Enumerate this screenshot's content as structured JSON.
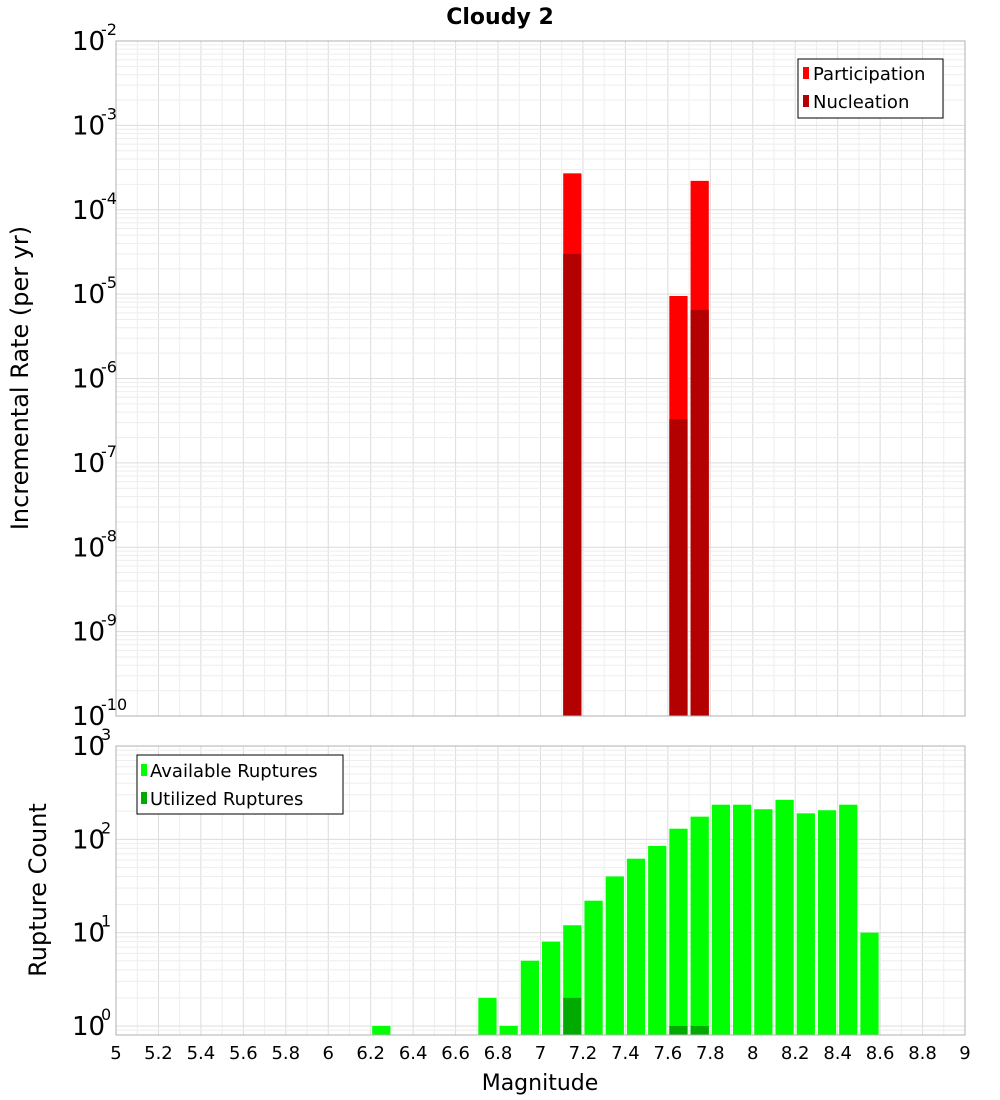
{
  "chart_data": [
    {
      "type": "bar",
      "title": "Cloudy 2",
      "ylabel": "Incremental Rate (per yr)",
      "xlabel": "",
      "y_scale": "log",
      "ylim": [
        1e-10,
        0.01
      ],
      "xlim": [
        5,
        9
      ],
      "bin_width": 0.1,
      "ytick_exponents": [
        "-10",
        "-9",
        "-8",
        "-7",
        "-6",
        "-5",
        "-4",
        "-3",
        "-2"
      ],
      "legend_position": "top-right",
      "grid": true,
      "series": [
        {
          "name": "Participation",
          "color": "#ff0000",
          "points": [
            {
              "x": 7.15,
              "y": 0.00027
            },
            {
              "x": 7.65,
              "y": 9.5e-06
            },
            {
              "x": 7.75,
              "y": 0.00022
            }
          ]
        },
        {
          "name": "Nucleation",
          "color": "#b30000",
          "points": [
            {
              "x": 7.15,
              "y": 3e-05
            },
            {
              "x": 7.65,
              "y": 3.3e-07
            },
            {
              "x": 7.75,
              "y": 6.5e-06
            }
          ]
        }
      ]
    },
    {
      "type": "bar",
      "title": "",
      "ylabel": "Rupture Count",
      "xlabel": "Magnitude",
      "y_scale": "log",
      "ylim": [
        0.8,
        1000
      ],
      "xlim": [
        5,
        9
      ],
      "bin_width": 0.1,
      "ytick_exponents": [
        "0",
        "1",
        "2",
        "3"
      ],
      "xticks": [
        "5",
        "5.2",
        "5.4",
        "5.6",
        "5.8",
        "6",
        "6.2",
        "6.4",
        "6.6",
        "6.8",
        "7",
        "7.2",
        "7.4",
        "7.6",
        "7.8",
        "8",
        "8.2",
        "8.4",
        "8.6",
        "8.8",
        "9"
      ],
      "legend_position": "top-left",
      "grid": true,
      "series": [
        {
          "name": "Available Ruptures",
          "color": "#00ff00",
          "points": [
            {
              "x": 6.25,
              "y": 1
            },
            {
              "x": 6.75,
              "y": 2
            },
            {
              "x": 6.85,
              "y": 1
            },
            {
              "x": 6.95,
              "y": 5
            },
            {
              "x": 7.05,
              "y": 8
            },
            {
              "x": 7.15,
              "y": 12
            },
            {
              "x": 7.25,
              "y": 22
            },
            {
              "x": 7.35,
              "y": 40
            },
            {
              "x": 7.45,
              "y": 62
            },
            {
              "x": 7.55,
              "y": 85
            },
            {
              "x": 7.65,
              "y": 130
            },
            {
              "x": 7.75,
              "y": 175
            },
            {
              "x": 7.85,
              "y": 235
            },
            {
              "x": 7.95,
              "y": 235
            },
            {
              "x": 8.05,
              "y": 210
            },
            {
              "x": 8.15,
              "y": 265
            },
            {
              "x": 8.25,
              "y": 190
            },
            {
              "x": 8.35,
              "y": 205
            },
            {
              "x": 8.45,
              "y": 235
            },
            {
              "x": 8.55,
              "y": 10
            }
          ]
        },
        {
          "name": "Utilized Ruptures",
          "color": "#00aa00",
          "points": [
            {
              "x": 7.15,
              "y": 2
            },
            {
              "x": 7.65,
              "y": 1
            },
            {
              "x": 7.75,
              "y": 1
            }
          ]
        }
      ]
    }
  ]
}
##########
### BRIEF:
Write out the entries above verbatim; the pictures do not belong in your copy.

### COMPLETE ANSWER:
Enumerate this screenshot's content as structured JSON.
{
  "chart_data": [
    {
      "type": "bar",
      "title": "Cloudy 2",
      "ylabel": "Incremental Rate (per yr)",
      "xlabel": "",
      "y_scale": "log",
      "ylim": [
        1e-10,
        0.01
      ],
      "xlim": [
        5,
        9
      ],
      "bin_width": 0.1,
      "ytick_exponents": [
        "-10",
        "-9",
        "-8",
        "-7",
        "-6",
        "-5",
        "-4",
        "-3",
        "-2"
      ],
      "legend_position": "top-right",
      "grid": true,
      "series": [
        {
          "name": "Participation",
          "color": "#ff0000",
          "points": [
            {
              "x": 7.15,
              "y": 0.00027
            },
            {
              "x": 7.65,
              "y": 9.5e-06
            },
            {
              "x": 7.75,
              "y": 0.00022
            }
          ]
        },
        {
          "name": "Nucleation",
          "color": "#b30000",
          "points": [
            {
              "x": 7.15,
              "y": 3e-05
            },
            {
              "x": 7.65,
              "y": 3.3e-07
            },
            {
              "x": 7.75,
              "y": 6.5e-06
            }
          ]
        }
      ]
    },
    {
      "type": "bar",
      "title": "",
      "ylabel": "Rupture Count",
      "xlabel": "Magnitude",
      "y_scale": "log",
      "ylim": [
        0.8,
        1000
      ],
      "xlim": [
        5,
        9
      ],
      "bin_width": 0.1,
      "ytick_exponents": [
        "0",
        "1",
        "2",
        "3"
      ],
      "xticks": [
        "5",
        "5.2",
        "5.4",
        "5.6",
        "5.8",
        "6",
        "6.2",
        "6.4",
        "6.6",
        "6.8",
        "7",
        "7.2",
        "7.4",
        "7.6",
        "7.8",
        "8",
        "8.2",
        "8.4",
        "8.6",
        "8.8",
        "9"
      ],
      "legend_position": "top-left",
      "grid": true,
      "series": [
        {
          "name": "Available Ruptures",
          "color": "#00ff00",
          "points": [
            {
              "x": 6.25,
              "y": 1
            },
            {
              "x": 6.75,
              "y": 2
            },
            {
              "x": 6.85,
              "y": 1
            },
            {
              "x": 6.95,
              "y": 5
            },
            {
              "x": 7.05,
              "y": 8
            },
            {
              "x": 7.15,
              "y": 12
            },
            {
              "x": 7.25,
              "y": 22
            },
            {
              "x": 7.35,
              "y": 40
            },
            {
              "x": 7.45,
              "y": 62
            },
            {
              "x": 7.55,
              "y": 85
            },
            {
              "x": 7.65,
              "y": 130
            },
            {
              "x": 7.75,
              "y": 175
            },
            {
              "x": 7.85,
              "y": 235
            },
            {
              "x": 7.95,
              "y": 235
            },
            {
              "x": 8.05,
              "y": 210
            },
            {
              "x": 8.15,
              "y": 265
            },
            {
              "x": 8.25,
              "y": 190
            },
            {
              "x": 8.35,
              "y": 205
            },
            {
              "x": 8.45,
              "y": 235
            },
            {
              "x": 8.55,
              "y": 10
            }
          ]
        },
        {
          "name": "Utilized Ruptures",
          "color": "#00aa00",
          "points": [
            {
              "x": 7.15,
              "y": 2
            },
            {
              "x": 7.65,
              "y": 1
            },
            {
              "x": 7.75,
              "y": 1
            }
          ]
        }
      ]
    }
  ]
}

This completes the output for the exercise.